Information provided:
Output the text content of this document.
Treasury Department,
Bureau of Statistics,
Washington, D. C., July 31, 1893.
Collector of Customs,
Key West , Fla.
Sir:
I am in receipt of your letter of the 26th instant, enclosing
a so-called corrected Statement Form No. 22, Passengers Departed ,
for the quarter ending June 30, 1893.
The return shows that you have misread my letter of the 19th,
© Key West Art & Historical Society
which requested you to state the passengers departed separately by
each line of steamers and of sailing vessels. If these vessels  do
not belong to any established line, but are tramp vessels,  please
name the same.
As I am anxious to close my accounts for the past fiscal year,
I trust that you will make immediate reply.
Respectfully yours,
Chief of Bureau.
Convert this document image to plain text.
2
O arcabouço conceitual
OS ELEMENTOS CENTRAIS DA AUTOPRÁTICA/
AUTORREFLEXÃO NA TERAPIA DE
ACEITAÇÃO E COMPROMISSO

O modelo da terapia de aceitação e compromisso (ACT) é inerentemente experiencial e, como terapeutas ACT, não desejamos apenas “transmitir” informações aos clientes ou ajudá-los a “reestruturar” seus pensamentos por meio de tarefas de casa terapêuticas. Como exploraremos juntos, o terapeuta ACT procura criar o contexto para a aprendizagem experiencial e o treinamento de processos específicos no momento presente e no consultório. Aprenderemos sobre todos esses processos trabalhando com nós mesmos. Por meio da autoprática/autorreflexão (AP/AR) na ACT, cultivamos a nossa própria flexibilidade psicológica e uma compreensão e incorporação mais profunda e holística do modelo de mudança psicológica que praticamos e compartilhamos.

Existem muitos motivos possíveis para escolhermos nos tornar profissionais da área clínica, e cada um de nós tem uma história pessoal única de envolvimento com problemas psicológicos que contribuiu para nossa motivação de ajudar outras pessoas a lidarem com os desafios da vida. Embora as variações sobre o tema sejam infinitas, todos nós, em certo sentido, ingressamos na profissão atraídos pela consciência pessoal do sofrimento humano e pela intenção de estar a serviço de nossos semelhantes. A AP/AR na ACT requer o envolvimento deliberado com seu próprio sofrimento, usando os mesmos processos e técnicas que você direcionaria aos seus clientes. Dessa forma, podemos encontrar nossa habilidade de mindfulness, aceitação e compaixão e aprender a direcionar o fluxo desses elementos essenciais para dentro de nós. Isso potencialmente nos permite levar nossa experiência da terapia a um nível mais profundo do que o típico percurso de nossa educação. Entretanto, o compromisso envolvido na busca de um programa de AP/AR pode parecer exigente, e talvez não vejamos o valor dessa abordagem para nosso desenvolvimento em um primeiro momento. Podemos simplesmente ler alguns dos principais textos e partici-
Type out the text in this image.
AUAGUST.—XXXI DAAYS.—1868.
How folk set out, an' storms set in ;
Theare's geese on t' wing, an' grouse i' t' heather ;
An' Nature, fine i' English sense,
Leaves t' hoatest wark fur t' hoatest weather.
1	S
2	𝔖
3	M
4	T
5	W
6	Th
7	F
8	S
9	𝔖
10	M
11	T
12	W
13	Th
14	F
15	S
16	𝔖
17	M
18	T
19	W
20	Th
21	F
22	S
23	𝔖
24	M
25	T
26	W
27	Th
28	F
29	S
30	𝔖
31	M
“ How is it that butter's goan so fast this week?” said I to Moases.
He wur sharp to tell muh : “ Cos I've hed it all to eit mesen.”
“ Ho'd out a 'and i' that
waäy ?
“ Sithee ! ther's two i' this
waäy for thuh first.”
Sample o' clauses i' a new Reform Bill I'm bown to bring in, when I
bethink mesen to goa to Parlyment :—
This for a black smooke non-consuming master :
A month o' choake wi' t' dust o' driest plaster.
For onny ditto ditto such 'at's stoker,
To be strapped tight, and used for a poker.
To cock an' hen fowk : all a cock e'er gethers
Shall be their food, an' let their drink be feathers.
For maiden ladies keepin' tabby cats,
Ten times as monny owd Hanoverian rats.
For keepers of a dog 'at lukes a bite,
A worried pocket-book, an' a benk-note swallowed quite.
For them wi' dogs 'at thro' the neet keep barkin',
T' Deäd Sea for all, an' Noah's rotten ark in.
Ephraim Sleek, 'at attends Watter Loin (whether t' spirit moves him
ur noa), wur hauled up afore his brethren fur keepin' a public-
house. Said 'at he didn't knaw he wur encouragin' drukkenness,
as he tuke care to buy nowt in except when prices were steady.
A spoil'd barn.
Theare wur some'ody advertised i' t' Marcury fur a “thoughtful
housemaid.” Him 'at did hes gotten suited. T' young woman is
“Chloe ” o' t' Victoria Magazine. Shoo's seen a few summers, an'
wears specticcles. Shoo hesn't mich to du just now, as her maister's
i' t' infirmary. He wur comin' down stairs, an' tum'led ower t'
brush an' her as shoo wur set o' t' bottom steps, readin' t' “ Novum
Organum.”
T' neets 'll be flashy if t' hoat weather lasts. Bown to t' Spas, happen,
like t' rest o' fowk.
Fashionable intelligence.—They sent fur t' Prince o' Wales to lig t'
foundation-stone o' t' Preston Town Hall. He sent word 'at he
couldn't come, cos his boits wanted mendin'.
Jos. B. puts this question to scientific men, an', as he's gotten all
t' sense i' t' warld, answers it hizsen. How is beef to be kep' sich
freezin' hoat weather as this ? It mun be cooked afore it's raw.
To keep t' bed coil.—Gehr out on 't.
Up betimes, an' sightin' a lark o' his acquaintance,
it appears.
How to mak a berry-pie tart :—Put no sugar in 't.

What to work on: Write all of the records out again exactly.

Exercise output:
Output the text content of this document.
Treasury Department,
Bureau of Statistics,
Washington, D. C., July 31, 1893.
Collector of Customs,
Key West , Fla.
Sir:
I am in receipt of your letter of the 26th instant, enclosing
a so-called corrected Statement Form No. 22, Passengers Departed ,
for the quarter ending June 30, 1893.
The return shows that you have misread my letter of the 19th,
© Key West Art & Historical Society
which requested you to state the passengers departed separately by
each line of steamers and of sailing vessels. If these vessels  do
not belong to any established line, but are tramp vessels,  please
name the same.
As I am anxious to close my accounts for the past fiscal year,
I trust that you will make immediate reply.
Respectfully yours,
Chief of Bureau.
Convert this document image to plain text.
2
O arcabouço conceitual
OS ELEMENTOS CENTRAIS DA AUTOPRÁTICA/
AUTORREFLEXÃO NA TERAPIA DE
ACEITAÇÃO E COMPROMISSO

O modelo da terapia de aceitação e compromisso (ACT) é inerentemente experiencial e, como terapeutas ACT, não desejamos apenas “transmitir” informações aos clientes ou ajudá-los a “reestruturar” seus pensamentos por meio de tarefas de casa terapêuticas. Como exploraremos juntos, o terapeuta ACT procura criar o contexto para a aprendizagem experiencial e o treinamento de processos específicos no momento presente e no consultório. Aprenderemos sobre todos esses processos trabalhando com nós mesmos. Por meio da autoprática/autorreflexão (AP/AR) na ACT, cultivamos a nossa própria flexibilidade psicológica e uma compreensão e incorporação mais profunda e holística do modelo de mudança psicológica que praticamos e compartilhamos.

Existem muitos motivos possíveis para escolhermos nos tornar profissionais da área clínica, e cada um de nós tem uma história pessoal única de envolvimento com problemas psicológicos que contribuiu para nossa motivação de ajudar outras pessoas a lidarem com os desafios da vida. Embora as variações sobre o tema sejam infinitas, todos nós, em certo sentido, ingressamos na profissão atraídos pela consciência pessoal do sofrimento humano e pela intenção de estar a serviço de nossos semelhantes. A AP/AR na ACT requer o envolvimento deliberado com seu próprio sofrimento, usando os mesmos processos e técnicas que você direcionaria aos seus clientes. Dessa forma, podemos encontrar nossa habilidade de mindfulness, aceitação e compaixão e aprender a direcionar o fluxo desses elementos essenciais para dentro de nós. Isso potencialmente nos permite levar nossa experiência da terapia a um nível mais profundo do que o típico percurso de nossa educação. Entretanto, o compromisso envolvido na busca de um programa de AP/AR pode parecer exigente, e talvez não vejamos o valor dessa abordagem para nosso desenvolvimento em um primeiro momento. Podemos simplesmente ler alguns dos principais textos e partici-
Type out the text in this image.
AUAGUST.—XXXI DAAYS.—1868.
How folk set out, an' storms set in ;
Theare's geese on t' wing, an' grouse i' t' heather ;
An' Nature, fine i' English sense,
Leaves t' hoatest wark fur t' hoatest weather.
1	S
2	𝔖
3	M
4	T
5	W
6	Th
7	F
8	S
9	𝔖
10	M
11	T
12	W
13	Th
14	F
15	S
16	𝔖
17	M
18	T
19	W
20	Th
21	F
22	S
23	𝔖
24	M
25	T
26	W
27	Th
28	F
29	S
30	𝔖
31	M
“ How is it that butter's goan so fast this week?” said I to Moases.
He wur sharp to tell muh : “ Cos I've hed it all to eit mesen.”
“ Ho'd out a 'and i' that
waäy ?
“ Sithee ! ther's two i' this
waäy for thuh first.”
Sample o' clauses i' a new Reform Bill I'm bown to bring in, when I
bethink mesen to goa to Parlyment :—
This for a black smooke non-consuming master :
A month o' choake wi' t' dust o' driest plaster.
For onny ditto ditto such 'at's stoker,
To be strapped tight, and used for a poker.
To cock an' hen fowk : all a cock e'er gethers
Shall be their food, an' let their drink be feathers.
For maiden ladies keepin' tabby cats,
Ten times as monny owd Hanoverian rats.
For keepers of a dog 'at lukes a bite,
A worried pocket-book, an' a benk-note swallowed quite.
For them wi' dogs 'at thro' the neet keep barkin',
T' Deäd Sea for all, an' Noah's rotten ark in.
Ephraim Sleek, 'at attends Watter Loin (whether t' spirit moves him
ur noa), wur hauled up afore his brethren fur keepin' a public-
house. Said 'at he didn't knaw he wur encouragin' drukkenness,
as he tuke care to buy nowt in except when prices were steady.
A spoil'd barn.
Theare wur some'ody advertised i' t' Marcury fur a “thoughtful
housemaid.” Him 'at did hes gotten suited. T' young woman is
“Chloe ” o' t' Victoria Magazine. Shoo's seen a few summers, an'
wears specticcles. Shoo hesn't mich to du just now, as her maister's
i' t' infirmary. He wur comin' down stairs, an' tum'led ower t'
brush an' her as shoo wur set o' t' bottom steps, readin' t' “ Novum
Organum.”
T' neets 'll be flashy if t' hoat weather lasts. Bown to t' Spas, happen,
like t' rest o' fowk.
Fashionable intelligence.—They sent fur t' Prince o' Wales to lig t'
foundation-stone o' t' Preston Town Hall. He sent word 'at he
couldn't come, cos his boits wanted mendin'.
Jos. B. puts this question to scientific men, an', as he's gotten all
t' sense i' t' warld, answers it hizsen. How is beef to be kep' sich
freezin' hoat weather as this ? It mun be cooked afore it's raw.
To keep t' bed coil.—Gehr out on 't.
Up betimes, an' sightin' a lark o' his acquaintance,
it appears.
How to mak a berry-pie tart :—Put no sugar in 't.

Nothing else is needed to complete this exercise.